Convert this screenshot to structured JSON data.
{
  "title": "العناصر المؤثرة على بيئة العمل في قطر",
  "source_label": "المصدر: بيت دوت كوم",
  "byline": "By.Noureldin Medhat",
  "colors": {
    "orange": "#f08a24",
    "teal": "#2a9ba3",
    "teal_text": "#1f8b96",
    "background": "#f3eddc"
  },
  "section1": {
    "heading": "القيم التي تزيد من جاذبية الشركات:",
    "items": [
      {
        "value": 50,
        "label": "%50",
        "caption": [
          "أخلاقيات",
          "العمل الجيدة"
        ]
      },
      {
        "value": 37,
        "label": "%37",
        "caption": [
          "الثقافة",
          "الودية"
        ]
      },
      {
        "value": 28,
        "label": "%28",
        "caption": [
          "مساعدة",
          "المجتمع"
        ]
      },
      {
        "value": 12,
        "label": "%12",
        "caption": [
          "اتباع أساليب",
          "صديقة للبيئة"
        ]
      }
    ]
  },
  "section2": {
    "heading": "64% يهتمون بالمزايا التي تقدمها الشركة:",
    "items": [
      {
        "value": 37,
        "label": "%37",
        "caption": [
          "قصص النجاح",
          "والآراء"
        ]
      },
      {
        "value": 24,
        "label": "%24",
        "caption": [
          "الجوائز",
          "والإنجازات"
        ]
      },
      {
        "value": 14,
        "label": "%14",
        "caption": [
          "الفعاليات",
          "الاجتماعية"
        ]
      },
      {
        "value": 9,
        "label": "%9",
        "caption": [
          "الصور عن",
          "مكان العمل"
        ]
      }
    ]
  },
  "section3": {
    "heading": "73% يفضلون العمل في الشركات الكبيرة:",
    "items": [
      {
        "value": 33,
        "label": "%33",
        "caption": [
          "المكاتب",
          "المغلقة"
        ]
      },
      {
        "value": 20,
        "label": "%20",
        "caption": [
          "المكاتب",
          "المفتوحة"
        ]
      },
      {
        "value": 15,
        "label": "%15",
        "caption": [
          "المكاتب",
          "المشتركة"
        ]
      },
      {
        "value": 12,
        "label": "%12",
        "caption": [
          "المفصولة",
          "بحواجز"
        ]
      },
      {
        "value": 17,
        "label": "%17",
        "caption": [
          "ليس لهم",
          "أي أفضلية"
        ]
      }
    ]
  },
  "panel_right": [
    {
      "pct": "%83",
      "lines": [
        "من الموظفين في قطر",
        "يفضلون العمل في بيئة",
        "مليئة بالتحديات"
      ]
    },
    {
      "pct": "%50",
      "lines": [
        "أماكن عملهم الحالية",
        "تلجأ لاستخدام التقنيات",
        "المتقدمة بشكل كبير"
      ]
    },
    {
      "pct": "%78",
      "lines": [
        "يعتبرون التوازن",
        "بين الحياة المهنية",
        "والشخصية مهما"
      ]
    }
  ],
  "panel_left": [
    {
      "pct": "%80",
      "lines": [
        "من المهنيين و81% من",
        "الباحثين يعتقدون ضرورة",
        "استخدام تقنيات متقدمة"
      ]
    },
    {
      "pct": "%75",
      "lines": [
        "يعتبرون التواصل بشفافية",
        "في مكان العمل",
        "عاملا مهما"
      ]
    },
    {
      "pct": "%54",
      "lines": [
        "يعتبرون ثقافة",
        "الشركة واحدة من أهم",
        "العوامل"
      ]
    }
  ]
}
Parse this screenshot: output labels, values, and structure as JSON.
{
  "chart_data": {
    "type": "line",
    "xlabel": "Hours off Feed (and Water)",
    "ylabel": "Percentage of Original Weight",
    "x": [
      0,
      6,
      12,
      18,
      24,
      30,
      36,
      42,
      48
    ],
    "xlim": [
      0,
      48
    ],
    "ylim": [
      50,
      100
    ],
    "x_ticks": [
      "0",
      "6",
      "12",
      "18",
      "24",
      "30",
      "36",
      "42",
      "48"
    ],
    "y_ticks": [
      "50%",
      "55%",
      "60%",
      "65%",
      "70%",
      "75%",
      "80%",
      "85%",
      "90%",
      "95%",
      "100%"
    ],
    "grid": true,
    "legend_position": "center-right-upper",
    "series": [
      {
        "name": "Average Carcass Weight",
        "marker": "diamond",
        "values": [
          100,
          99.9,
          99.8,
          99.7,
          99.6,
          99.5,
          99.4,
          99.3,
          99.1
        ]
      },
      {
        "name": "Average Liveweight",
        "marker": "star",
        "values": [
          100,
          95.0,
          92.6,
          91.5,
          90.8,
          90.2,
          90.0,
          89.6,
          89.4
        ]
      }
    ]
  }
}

→ Stated task
Repeat all the entries exactly as given.

→ Full answer
Convert this screenshot to structured JSON data.
{
  "title": "العناصر المؤثرة على بيئة العمل في قطر",
  "source_label": "المصدر: بيت دوت كوم",
  "byline": "By.Noureldin Medhat",
  "colors": {
    "orange": "#f08a24",
    "teal": "#2a9ba3",
    "teal_text": "#1f8b96",
    "background": "#f3eddc"
  },
  "section1": {
    "heading": "القيم التي تزيد من جاذبية الشركات:",
    "items": [
      {
        "value": 50,
        "label": "%50",
        "caption": [
          "أخلاقيات",
          "العمل الجيدة"
        ]
      },
      {
        "value": 37,
        "label": "%37",
        "caption": [
          "الثقافة",
          "الودية"
        ]
      },
      {
        "value": 28,
        "label": "%28",
        "caption": [
          "مساعدة",
          "المجتمع"
        ]
      },
      {
        "value": 12,
        "label": "%12",
        "caption": [
          "اتباع أساليب",
          "صديقة للبيئة"
        ]
      }
    ]
  },
  "section2": {
    "heading": "64% يهتمون بالمزايا التي تقدمها الشركة:",
    "items": [
      {
        "value": 37,
        "label": "%37",
        "caption": [
          "قصص النجاح",
          "والآراء"
        ]
      },
      {
        "value": 24,
        "label": "%24",
        "caption": [
          "الجوائز",
          "والإنجازات"
        ]
      },
      {
        "value": 14,
        "label": "%14",
        "caption": [
          "الفعاليات",
          "الاجتماعية"
        ]
      },
      {
        "value": 9,
        "label": "%9",
        "caption": [
          "الصور عن",
          "مكان العمل"
        ]
      }
    ]
  },
  "section3": {
    "heading": "73% يفضلون العمل في الشركات الكبيرة:",
    "items": [
      {
        "value": 33,
        "label": "%33",
        "caption": [
          "المكاتب",
          "المغلقة"
        ]
      },
      {
        "value": 20,
        "label": "%20",
        "caption": [
          "المكاتب",
          "المفتوحة"
        ]
      },
      {
        "value": 15,
        "label": "%15",
        "caption": [
          "المكاتب",
          "المشتركة"
        ]
      },
      {
        "value": 12,
        "label": "%12",
        "caption": [
          "المفصولة",
          "بحواجز"
        ]
      },
      {
        "value": 17,
        "label": "%17",
        "caption": [
          "ليس لهم",
          "أي أفضلية"
        ]
      }
    ]
  },
  "panel_right": [
    {
      "pct": "%83",
      "lines": [
        "من الموظفين في قطر",
        "يفضلون العمل في بيئة",
        "مليئة بالتحديات"
      ]
    },
    {
      "pct": "%50",
      "lines": [
        "أماكن عملهم الحالية",
        "تلجأ لاستخدام التقنيات",
        "المتقدمة بشكل كبير"
      ]
    },
    {
      "pct": "%78",
      "lines": [
        "يعتبرون التوازن",
        "بين الحياة المهنية",
        "والشخصية مهما"
      ]
    }
  ],
  "panel_left": [
    {
      "pct": "%80",
      "lines": [
        "من المهنيين و81% من",
        "الباحثين يعتقدون ضرورة",
        "استخدام تقنيات متقدمة"
      ]
    },
    {
      "pct": "%75",
      "lines": [
        "يعتبرون التواصل بشفافية",
        "في مكان العمل",
        "عاملا مهما"
      ]
    },
    {
      "pct": "%54",
      "lines": [
        "يعتبرون ثقافة",
        "الشركة واحدة من أهم",
        "العوامل"
      ]
    }
  ]
}
Parse this screenshot: output labels, values, and structure as JSON.
{
  "chart_data": {
    "type": "line",
    "xlabel": "Hours off Feed (and Water)",
    "ylabel": "Percentage of Original Weight",
    "x": [
      0,
      6,
      12,
      18,
      24,
      30,
      36,
      42,
      48
    ],
    "xlim": [
      0,
      48
    ],
    "ylim": [
      50,
      100
    ],
    "x_ticks": [
      "0",
      "6",
      "12",
      "18",
      "24",
      "30",
      "36",
      "42",
      "48"
    ],
    "y_ticks": [
      "50%",
      "55%",
      "60%",
      "65%",
      "70%",
      "75%",
      "80%",
      "85%",
      "90%",
      "95%",
      "100%"
    ],
    "grid": true,
    "legend_position": "center-right-upper",
    "series": [
      {
        "name": "Average Carcass Weight",
        "marker": "diamond",
        "values": [
          100,
          99.9,
          99.8,
          99.7,
          99.6,
          99.5,
          99.4,
          99.3,
          99.1
        ]
      },
      {
        "name": "Average Liveweight",
        "marker": "star",
        "values": [
          100,
          95.0,
          92.6,
          91.5,
          90.8,
          90.2,
          90.0,
          89.6,
          89.4
        ]
      }
    ]
  }
}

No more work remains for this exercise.